Excerpt
— Start —

3. Hybrid micro-macro computational model of the cross-ply laminates

3.1. Cross-ply laminates under transverse tensile load

Numerous studies have shown that pure 90° laminar develops transverse cracks under considerably lower transverse tensile strain than that in the mid-90° ply of [0/90/0] cross-ply laminates. Studies have also suggested that the applied strain at which transverse cracks penetrate through the thickness of mid-90° ply tends to increase with decreasing mid-90° ply thickness [40, 41] or increasing extensional stiffness of the neighboring plies. Here, we first experimentally confirm the crack suppression effect imposed by the neighboring plies by comparing pure 90° UD CFRP composites and [0/90/0] cross-ply laminates. The results show that once a transverse crack is developed in pure 90° UD CFRP composites, it rapidly localizes and penetrates through the thickness, as shown in Fig. 1(a). However, for a [0/90/0] cross-ply laminate, the drastic transverse crack extension is significantly suppressed by the neighboring 0° plies, which leads to additional development of new transverse cracks in [0/90/0] cross-ply laminates, as shown in Fig. 1(b).

Figure 1.

Photographs of transverse crack growth in the (a) pure 90° UD CFRP composites and (b) [0/90/0] cross-ply laminates.

— End —

Problem 1
Check each statement against the excerpt on cross-ply laminates. Answer yes or no for each, and quote the words from the excerpt that decide it.
(a) Pure 90° laminar develops transverse cracks at a lower transverse tensile strain than the mid-90° ply of [0/90/0] cross-ply laminates.
(b) The applied strain at which transverse cracks penetrate the mid-90° ply tends to drop as that ply gets thinner.
(c) In [0/90/0] cross-ply laminates, the neighboring 0° plies suppress the drastic extension of transverse cracks.
Problem 2
According to the cross-ply laminates excerpt, what happens in pure 90° UD CFRP composites once a transverse crack develops?
Problem 3
Continue the excerpt on cross-ply laminates under transverse tensile load, starting right after its last sentence.

Extracted material
— Start —

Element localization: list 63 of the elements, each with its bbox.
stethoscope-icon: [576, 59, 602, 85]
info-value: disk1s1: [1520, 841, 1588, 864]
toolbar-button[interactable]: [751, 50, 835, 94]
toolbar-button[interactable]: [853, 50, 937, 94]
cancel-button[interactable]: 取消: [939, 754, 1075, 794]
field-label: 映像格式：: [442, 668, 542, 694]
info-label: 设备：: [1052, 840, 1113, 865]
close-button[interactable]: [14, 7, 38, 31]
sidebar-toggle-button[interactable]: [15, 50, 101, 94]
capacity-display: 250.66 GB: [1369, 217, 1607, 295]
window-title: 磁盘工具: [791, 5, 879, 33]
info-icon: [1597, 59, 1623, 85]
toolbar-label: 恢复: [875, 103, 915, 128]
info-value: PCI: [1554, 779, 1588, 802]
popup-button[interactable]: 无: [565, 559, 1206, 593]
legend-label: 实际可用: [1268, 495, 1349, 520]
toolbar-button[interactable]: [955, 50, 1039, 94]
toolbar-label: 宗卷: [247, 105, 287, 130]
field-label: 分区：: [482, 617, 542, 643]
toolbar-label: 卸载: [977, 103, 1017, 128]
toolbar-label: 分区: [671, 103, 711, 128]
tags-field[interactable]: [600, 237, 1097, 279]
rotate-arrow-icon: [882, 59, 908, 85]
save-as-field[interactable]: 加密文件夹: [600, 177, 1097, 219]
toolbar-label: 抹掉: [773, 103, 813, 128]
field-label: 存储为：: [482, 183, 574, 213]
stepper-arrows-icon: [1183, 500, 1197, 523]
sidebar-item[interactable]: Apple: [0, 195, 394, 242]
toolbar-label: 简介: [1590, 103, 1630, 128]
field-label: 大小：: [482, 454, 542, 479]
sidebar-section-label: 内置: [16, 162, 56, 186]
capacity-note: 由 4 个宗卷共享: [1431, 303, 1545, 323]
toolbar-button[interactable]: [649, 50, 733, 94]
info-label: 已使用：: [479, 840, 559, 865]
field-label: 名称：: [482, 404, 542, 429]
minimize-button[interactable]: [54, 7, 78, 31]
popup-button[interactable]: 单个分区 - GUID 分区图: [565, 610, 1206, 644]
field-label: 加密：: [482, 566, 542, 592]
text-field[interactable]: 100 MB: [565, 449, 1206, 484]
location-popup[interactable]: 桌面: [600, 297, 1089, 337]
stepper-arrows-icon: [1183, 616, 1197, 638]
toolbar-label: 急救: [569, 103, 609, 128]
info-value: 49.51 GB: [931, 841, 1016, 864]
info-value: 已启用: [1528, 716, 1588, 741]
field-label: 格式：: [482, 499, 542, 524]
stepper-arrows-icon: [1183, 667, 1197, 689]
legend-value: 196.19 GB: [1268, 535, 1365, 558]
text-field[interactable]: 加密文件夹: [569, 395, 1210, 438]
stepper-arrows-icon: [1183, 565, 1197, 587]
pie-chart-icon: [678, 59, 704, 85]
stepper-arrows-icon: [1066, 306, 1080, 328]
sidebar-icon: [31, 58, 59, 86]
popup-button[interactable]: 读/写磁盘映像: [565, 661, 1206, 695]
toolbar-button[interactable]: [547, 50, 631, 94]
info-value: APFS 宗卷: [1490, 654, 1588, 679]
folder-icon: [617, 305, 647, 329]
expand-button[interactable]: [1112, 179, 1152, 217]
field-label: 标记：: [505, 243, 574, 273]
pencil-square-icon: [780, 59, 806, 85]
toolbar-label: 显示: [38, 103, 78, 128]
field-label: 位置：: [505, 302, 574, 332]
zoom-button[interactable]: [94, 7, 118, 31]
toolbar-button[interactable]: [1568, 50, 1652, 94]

— End —

Written answer 1
(a) Yes: "pure 90° laminar develops transverse cracks under considerably lower transverse tensile strain than that in the mid-90° ply of [0/90/0] cross-ply laminates"
(b) No: "tends to increase with decreasing mid-90° ply thickness"
(c) Yes: "the drastic transverse crack extension is significantly suppressed by the neighboring 0° plies"

Written answer 2
The crack rapidly localizes and penetrates through the thickness.

Written answer 3
In order to effectively study the constraint effect, i.e., in-situ effect, imposed by the neighboring plies on the mechanical response of cross-ply laminates under transverse tensile load, 3D hybrid micro-macro computational models for laminated composites with a layup of [θ/90/θ] consisting of a micro-RVE of 90° lamina in-between two homogenized θ-orientation plies are proposed. As presented in Fig. 2, the mid-90° RVE length L is 60R (0.21 mm), which is long enough to capture sufficient transverse crack density [21]. t is the thickness of each individual outer ply, and also equal to 60R throughout the analysis. The thickness of 3D computational models (parallel to fiber direction) is R (0.0035 mm). Transverse crack evolution in the mid-90° ply and the specific in-situ effect when subject to tension loading along X-direction will be studied in this section. The thickness of the mid-ply RVE model b ranges from 0.025 mm to 0.225 mm and the orientation of the outer plies θ varies from 0° to 60°. In addition, theoretical analysis on the dependence of in-situ strengths of the mid-ply on these variables will be carried out and compared with computational results.

Figure 2.

Schematic diagram of the hybrid micro-macro model for laminated composites with a layup of [θ/90/θ] under X-direction tension.

An orphan mesh technique with predominantly first-order hexahedral elements under reduced integration (C3D8R) and tetrahedral elements (C3D6) are adopted for fiber, matrix, and the interphase region. First-order cohesive elements (COH3D8) are used to represent the interface and C3D8R are used for homogenized outer plies. To generate a well-structured, high-quality mesh, a seed density of about 2 elements in the thickness of the interphase region is used, leading to an average element size for the interphase region of 0.1 um. The element size of fiber/matrix and homogenized outer plies are 0.15 um and 0.5 um, respectively. The applied boundary conditions play a key role in the predictions of the homogenized properties. The classical boundary conditions in the RVE model are periodic boundary conditions (PBCs), by means of the definition of strong relations (equations) between periodic nodes [42]. Since the application of the PBCs in the hybrid micro-macro model increases the complexity of numerical simulations, especially when non-linearity is involved in the simulations, we apply uniform boundary conditions (displacement) in this study. It has been shown that for sufficiently large models, the results obtained from using PBCs are close to those from using uniform boundary conditions [43].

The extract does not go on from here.